#### Job:
Please copy out everything from the line containing "right-tick-label: 18 — [2300, 708, 2329, 734]" down to the line containing "positive-bar — [617, 110, 629, 409]", both included, reproducing each line character for character.

#### Exercise inputs:
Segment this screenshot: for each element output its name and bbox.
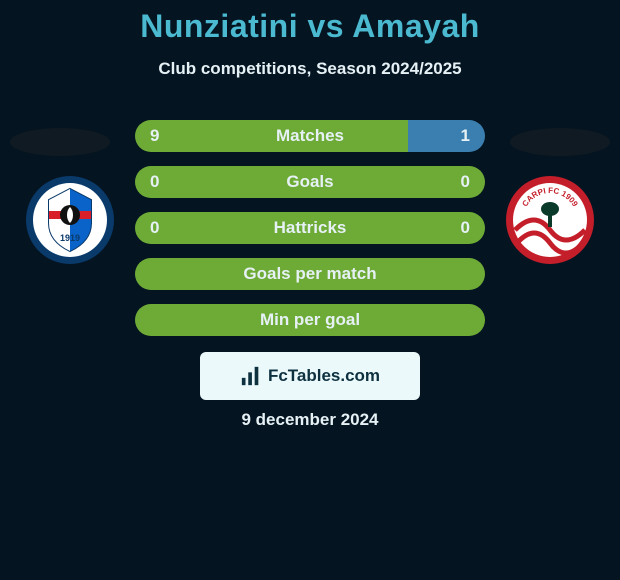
page-title: Nunziatini vs Amayah bbox=[0, 0, 620, 45]
stat-row: Goals00 bbox=[0, 166, 620, 198]
bar-right bbox=[408, 120, 485, 152]
bar-left bbox=[135, 212, 485, 244]
bar-left bbox=[135, 304, 485, 336]
stat-row: Hattricks00 bbox=[0, 212, 620, 244]
stat-row: Matches91 bbox=[0, 120, 620, 152]
watermark-text: FcTables.com bbox=[268, 366, 380, 386]
bar-left bbox=[135, 120, 408, 152]
bar-chart-icon bbox=[240, 365, 262, 387]
bar-track bbox=[135, 166, 485, 198]
bar-left bbox=[135, 166, 485, 198]
bar-track bbox=[135, 258, 485, 290]
bar-track bbox=[135, 304, 485, 336]
stat-row: Goals per match bbox=[0, 258, 620, 290]
stat-row: Min per goal bbox=[0, 304, 620, 336]
watermark: FcTables.com bbox=[200, 352, 420, 400]
footer-date: 9 december 2024 bbox=[0, 410, 620, 430]
chart-container: Nunziatini vs Amayah Club competitions, … bbox=[0, 0, 620, 580]
bar-track bbox=[135, 120, 485, 152]
bar-track bbox=[135, 212, 485, 244]
subtitle: Club competitions, Season 2024/2025 bbox=[0, 59, 620, 79]
bar-left bbox=[135, 258, 485, 290]
stat-rows: Matches91 Goals00 Hattricks00 Goals per mat… bbox=[0, 120, 620, 350]
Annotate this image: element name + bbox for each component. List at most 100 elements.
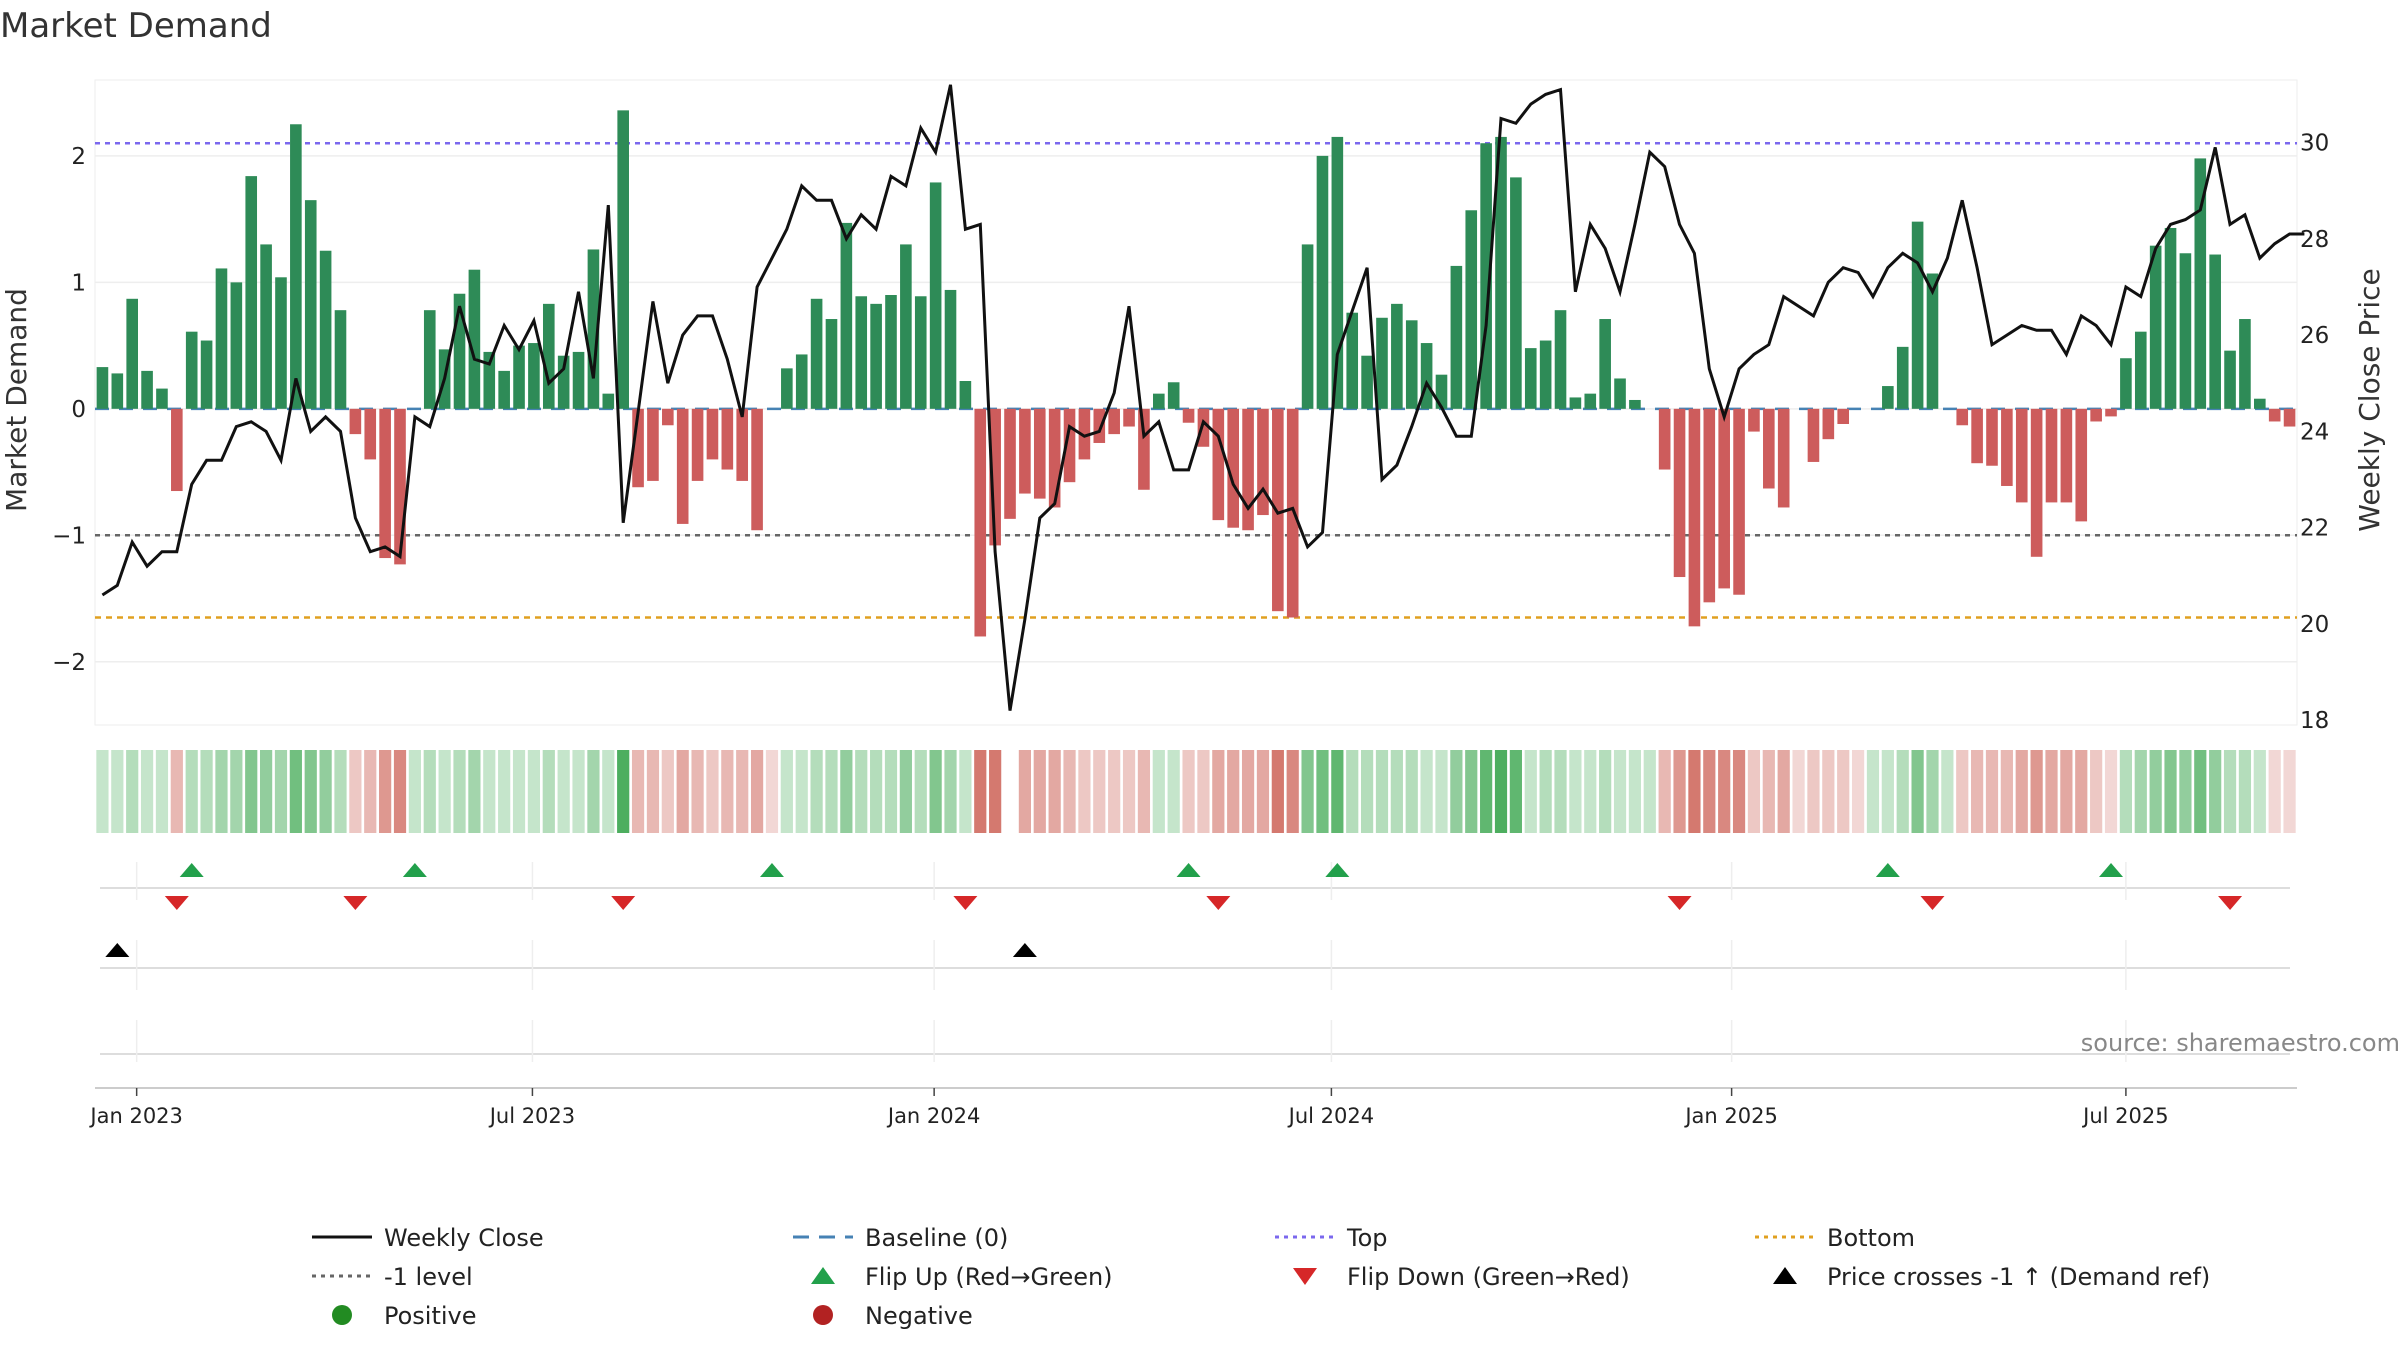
right-tick-label: 18 — [2300, 708, 2329, 734]
strip-cell — [200, 750, 213, 833]
legend-label: Flip Down (Green→Red) — [1347, 1263, 1630, 1291]
negative-bar — [1673, 408, 1686, 578]
strip-cell — [1971, 750, 1984, 833]
strip-cell — [1435, 750, 1448, 833]
strip-cell — [1450, 750, 1463, 833]
positive-bar — [1316, 155, 1329, 409]
strip-cell — [364, 750, 377, 833]
negative-bar — [1182, 408, 1195, 423]
right-tick-label: 28 — [2300, 227, 2329, 253]
left-axis-ticks: 2 1 0 −1 −2 — [52, 144, 86, 676]
legend-swatch — [811, 1267, 835, 1284]
positive-bar — [617, 110, 629, 409]
positive-bar — [304, 200, 317, 409]
positive-bar — [2120, 358, 2132, 409]
x-tick-label: Jan 2023 — [88, 1104, 183, 1128]
strip-cell — [111, 750, 124, 833]
flip-down-marker — [611, 896, 636, 910]
negative-bar — [1286, 408, 1299, 618]
strip-cell — [1093, 750, 1106, 833]
strip-cell — [721, 750, 734, 833]
strip-cell — [587, 750, 600, 833]
negative-bar — [647, 408, 659, 481]
negative-bar — [2075, 408, 2088, 522]
strip-cell — [736, 750, 749, 833]
strip-cell — [825, 750, 838, 833]
strip-cell — [765, 750, 779, 833]
positive-bar — [453, 293, 466, 409]
positive-bar — [1167, 382, 1180, 409]
left-tick-label: −2 — [52, 650, 86, 676]
positive-bar — [810, 298, 823, 409]
strip-cell — [1688, 750, 1701, 833]
positive-bar — [825, 319, 838, 409]
strip-cell — [1063, 750, 1076, 833]
negative-bar — [1807, 408, 1820, 462]
strip-cell — [1405, 750, 1418, 833]
strip-cell — [1599, 750, 1612, 833]
strip-cell — [1271, 750, 1284, 833]
strip-cell — [1613, 750, 1627, 833]
right-tick-label: 24 — [2300, 419, 2329, 445]
positive-bar — [2254, 398, 2266, 409]
x-axis: Jan 2023 Jul 2023 Jan 2024 Jul 2024 Jan 2025… — [88, 1087, 2297, 1128]
positive-bar — [1911, 221, 1924, 409]
strip-cell — [1331, 750, 1344, 833]
positive-bar — [1391, 303, 1403, 409]
positive-bar — [423, 310, 436, 409]
positive-bar — [1435, 374, 1448, 409]
strip-cell — [319, 750, 332, 833]
strip-cell — [1494, 750, 1508, 833]
strip-cell — [1628, 750, 1642, 833]
strip-cell — [2104, 750, 2118, 833]
strip-cell — [1390, 750, 1403, 833]
strip-cell — [1881, 750, 1894, 833]
strip-cell — [527, 750, 541, 833]
strip-cell — [1569, 750, 1582, 833]
strip-cell — [140, 750, 154, 833]
strip-cell — [750, 750, 764, 833]
strip-cell — [1465, 750, 1478, 833]
strip-cell — [483, 750, 496, 833]
legend-swatch — [813, 1305, 833, 1325]
positive-bar — [1599, 319, 1611, 409]
positive-bar — [542, 303, 555, 409]
flip-up-marker — [1875, 863, 1900, 877]
negative-bar — [1197, 408, 1210, 447]
negative-bar — [1123, 408, 1135, 427]
strip-cell — [2179, 750, 2192, 833]
positive-bar — [141, 370, 153, 409]
strip-cell — [1301, 750, 1314, 833]
strip-cell — [706, 750, 719, 833]
strip-cell — [1792, 750, 1805, 833]
positive-bar — [1450, 265, 1463, 409]
legend-label: Price crosses -1 ↑ (Demand ref) — [1827, 1263, 2210, 1291]
flip-up-marker — [759, 863, 784, 877]
flip-up-marker — [402, 863, 427, 877]
right-axis-label: Weekly Close Price — [2353, 268, 2386, 531]
strip-cell — [334, 750, 347, 833]
strip-cell — [1361, 750, 1374, 833]
left-tick-label: 0 — [71, 397, 86, 423]
strip-cell — [408, 750, 421, 833]
positive-bar — [1614, 378, 1626, 409]
negative-bar — [394, 408, 406, 565]
strip-cell — [676, 750, 689, 833]
strip-cell — [989, 750, 1002, 833]
negative-bar — [1763, 408, 1775, 489]
flip-up-marker — [179, 863, 204, 877]
negative-bar — [691, 408, 704, 481]
strip-cell — [661, 750, 674, 833]
strip-cell — [855, 750, 868, 833]
positive-bar — [944, 289, 957, 409]
positive-bar — [2194, 158, 2207, 409]
strip-cell — [274, 750, 288, 833]
strip-cell — [215, 750, 228, 833]
positive-bar — [1524, 348, 1537, 409]
negative-bar — [1004, 408, 1016, 519]
positive-bar — [885, 295, 897, 409]
strip-cell — [2090, 750, 2103, 833]
legend-item: Positive — [332, 1302, 477, 1330]
left-axis-label: Market Demand — [0, 288, 33, 512]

#### The result:
right-tick-label: 18 — [2300, 708, 2329, 734]
strip-cell — [200, 750, 213, 833]
legend-label: Flip Down (Green→Red) — [1347, 1263, 1630, 1291]
negative-bar — [1673, 408, 1686, 578]
strip-cell — [1971, 750, 1984, 833]
strip-cell — [1435, 750, 1448, 833]
strip-cell — [1450, 750, 1463, 833]
positive-bar — [1316, 155, 1329, 409]
strip-cell — [364, 750, 377, 833]
negative-bar — [1182, 408, 1195, 423]
right-tick-label: 28 — [2300, 227, 2329, 253]
left-axis-ticks: 2 1 0 −1 −2 — [52, 144, 86, 676]
legend-swatch — [811, 1267, 835, 1284]
positive-bar — [617, 110, 629, 409]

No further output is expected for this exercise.